+++ Material provided
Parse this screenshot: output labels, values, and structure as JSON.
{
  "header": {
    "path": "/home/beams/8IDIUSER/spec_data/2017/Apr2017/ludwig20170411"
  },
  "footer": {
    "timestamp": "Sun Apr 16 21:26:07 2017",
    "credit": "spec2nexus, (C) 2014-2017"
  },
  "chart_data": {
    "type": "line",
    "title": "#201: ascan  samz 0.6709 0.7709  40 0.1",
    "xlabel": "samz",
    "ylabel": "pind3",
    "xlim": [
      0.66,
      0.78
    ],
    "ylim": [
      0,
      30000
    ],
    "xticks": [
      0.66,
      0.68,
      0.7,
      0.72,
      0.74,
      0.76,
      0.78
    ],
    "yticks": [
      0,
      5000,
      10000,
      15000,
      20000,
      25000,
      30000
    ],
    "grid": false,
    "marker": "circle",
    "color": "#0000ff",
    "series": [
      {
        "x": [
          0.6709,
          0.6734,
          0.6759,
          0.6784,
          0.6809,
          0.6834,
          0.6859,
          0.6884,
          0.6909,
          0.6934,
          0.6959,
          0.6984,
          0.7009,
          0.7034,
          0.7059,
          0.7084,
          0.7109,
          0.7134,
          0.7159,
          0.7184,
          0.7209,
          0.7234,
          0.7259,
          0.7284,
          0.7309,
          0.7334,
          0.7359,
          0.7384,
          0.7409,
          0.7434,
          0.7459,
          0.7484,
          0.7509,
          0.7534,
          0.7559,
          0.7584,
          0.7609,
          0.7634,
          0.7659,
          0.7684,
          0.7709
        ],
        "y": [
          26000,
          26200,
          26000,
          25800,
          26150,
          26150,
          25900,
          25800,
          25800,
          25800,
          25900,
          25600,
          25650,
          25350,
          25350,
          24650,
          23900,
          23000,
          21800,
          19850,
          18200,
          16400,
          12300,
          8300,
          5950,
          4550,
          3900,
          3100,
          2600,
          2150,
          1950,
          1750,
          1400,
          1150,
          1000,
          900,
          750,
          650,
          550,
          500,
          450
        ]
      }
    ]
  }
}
++++++
— Problem to solve —
Isolate each line of the listing above that includes "samz". Copy it.

— Written response —
    "title": "#201: ascan  samz 0.6709 0.7709  40 0.1",
    "xlabel": "samz",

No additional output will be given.